(Aim): Nothing may be dropped or altered: reproduce all the data.

** Start of Records to process **

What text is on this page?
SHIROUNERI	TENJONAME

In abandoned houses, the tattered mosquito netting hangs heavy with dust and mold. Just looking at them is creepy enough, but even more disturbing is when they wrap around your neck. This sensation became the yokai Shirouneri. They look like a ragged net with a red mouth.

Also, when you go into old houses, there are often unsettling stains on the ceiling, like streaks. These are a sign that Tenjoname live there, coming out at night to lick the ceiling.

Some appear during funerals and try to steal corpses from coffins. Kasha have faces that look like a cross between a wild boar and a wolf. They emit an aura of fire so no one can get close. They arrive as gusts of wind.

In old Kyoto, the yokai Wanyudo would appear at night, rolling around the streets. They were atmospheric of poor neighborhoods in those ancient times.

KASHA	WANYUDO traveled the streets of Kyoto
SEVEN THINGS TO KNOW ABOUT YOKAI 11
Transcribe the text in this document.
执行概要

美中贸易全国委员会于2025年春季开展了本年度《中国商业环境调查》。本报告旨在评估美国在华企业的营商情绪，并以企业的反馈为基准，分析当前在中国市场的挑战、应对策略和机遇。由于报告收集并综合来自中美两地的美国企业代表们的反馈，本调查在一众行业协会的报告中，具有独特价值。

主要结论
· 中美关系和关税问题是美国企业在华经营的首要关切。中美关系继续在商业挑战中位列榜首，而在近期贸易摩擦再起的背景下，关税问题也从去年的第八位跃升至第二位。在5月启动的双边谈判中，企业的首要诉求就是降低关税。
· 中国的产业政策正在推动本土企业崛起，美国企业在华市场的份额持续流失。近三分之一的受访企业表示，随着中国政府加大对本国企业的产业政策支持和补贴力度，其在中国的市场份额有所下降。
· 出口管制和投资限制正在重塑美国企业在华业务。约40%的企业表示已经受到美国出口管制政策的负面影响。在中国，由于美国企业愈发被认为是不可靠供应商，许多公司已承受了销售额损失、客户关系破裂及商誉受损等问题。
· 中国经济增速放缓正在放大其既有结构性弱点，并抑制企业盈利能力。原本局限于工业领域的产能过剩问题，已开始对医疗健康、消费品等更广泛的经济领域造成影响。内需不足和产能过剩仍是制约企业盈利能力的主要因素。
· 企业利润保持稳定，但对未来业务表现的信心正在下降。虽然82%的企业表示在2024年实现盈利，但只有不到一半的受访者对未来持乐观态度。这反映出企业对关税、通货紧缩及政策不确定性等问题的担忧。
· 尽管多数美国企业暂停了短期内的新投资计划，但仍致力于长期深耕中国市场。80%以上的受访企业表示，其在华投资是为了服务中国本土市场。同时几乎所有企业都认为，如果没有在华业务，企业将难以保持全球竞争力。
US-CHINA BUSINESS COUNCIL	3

** End of Records to process **

(Task solution):
What text is on this page?
SHIROUNERI	TENJONAME

In abandoned houses, the tattered mosquito netting hangs heavy with dust and mold. Just looking at them is creepy enough, but even more disturbing is when they wrap around your neck. This sensation became the yokai Shirouneri. They look like a ragged net with a red mouth.

Also, when you go into old houses, there are often unsettling stains on the ceiling, like streaks. These are a sign that Tenjoname live there, coming out at night to lick the ceiling.

Some appear during funerals and try to steal corpses from coffins. Kasha have faces that look like a cross between a wild boar and a wolf. They emit an aura of fire so no one can get close. They arrive as gusts of wind.

In old Kyoto, the yokai Wanyudo would appear at night, rolling around the streets. They were atmospheric of poor neighborhoods in those ancient times.

KASHA	WANYUDO traveled the streets of Kyoto
SEVEN THINGS TO KNOW ABOUT YOKAI 11
Transcribe the text in this document.
执行概要

美中贸易全国委员会于2025年春季开展了本年度《中国商业环境调查》。本报告旨在评估美国在华企业的营商情绪，并以企业的反馈为基准，分析当前在中国市场的挑战、应对策略和机遇。由于报告收集并综合来自中美两地的美国企业代表们的反馈，本调查在一众行业协会的报告中，具有独特价值。

主要结论
· 中美关系和关税问题是美国企业在华经营的首要关切。中美关系继续在商业挑战中位列榜首，而在近期贸易摩擦再起的背景下，关税问题也从去年的第八位跃升至第二位。在5月启动的双边谈判中，企业的首要诉求就是降低关税。
· 中国的产业政策正在推动本土企业崛起，美国企业在华市场的份额持续流失。近三分之一的受访企业表示，随着中国政府加大对本国企业的产业政策支持和补贴力度，其在中国的市场份额有所下降。
· 出口管制和投资限制正在重塑美国企业在华业务。约40%的企业表示已经受到美国出口管制政策的负面影响。在中国，由于美国企业愈发被认为是不可靠供应商，许多公司已承受了销售额损失、客户关系破裂及商誉受损等问题。
· 中国经济增速放缓正在放大其既有结构性弱点，并抑制企业盈利能力。原本局限于工业领域的产能过剩问题，已开始对医疗健康、消费品等更广泛的经济领域造成影响。内需不足和产能过剩仍是制约企业盈利能力的主要因素。
· 企业利润保持稳定，但对未来业务表现的信心正在下降。虽然82%的企业表示在2024年实现盈利，但只有不到一半的受访者对未来持乐观态度。这反映出企业对关税、通货紧缩及政策不确定性等问题的担忧。
· 尽管多数美国企业暂停了短期内的新投资计划，但仍致力于长期深耕中国市场。80%以上的受访企业表示，其在华投资是为了服务中国本土市场。同时几乎所有企业都认为，如果没有在华业务，企业将难以保持全球竞争力。
US-CHINA BUSINESS COUNCIL	3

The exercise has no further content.